(Records that describe figures)

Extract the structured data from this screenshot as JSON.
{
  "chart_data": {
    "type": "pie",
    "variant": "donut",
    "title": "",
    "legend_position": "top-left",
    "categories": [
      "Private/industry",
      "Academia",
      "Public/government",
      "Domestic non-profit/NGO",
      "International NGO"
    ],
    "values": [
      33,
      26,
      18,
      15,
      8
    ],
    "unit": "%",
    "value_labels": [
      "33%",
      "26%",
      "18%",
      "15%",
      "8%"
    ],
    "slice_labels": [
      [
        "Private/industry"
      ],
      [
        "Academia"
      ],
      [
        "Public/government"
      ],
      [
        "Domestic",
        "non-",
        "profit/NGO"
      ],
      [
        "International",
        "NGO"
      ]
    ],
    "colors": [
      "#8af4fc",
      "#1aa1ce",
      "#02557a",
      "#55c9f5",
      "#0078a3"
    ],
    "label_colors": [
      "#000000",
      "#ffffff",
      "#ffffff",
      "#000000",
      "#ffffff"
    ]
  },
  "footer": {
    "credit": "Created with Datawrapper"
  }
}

◆ PROBLEM DESCRIPTION: From the listing above, collect each line in which the string "Public" appears.

◆ TASK SOLUTION:
      "Public/government",
        "Public/government"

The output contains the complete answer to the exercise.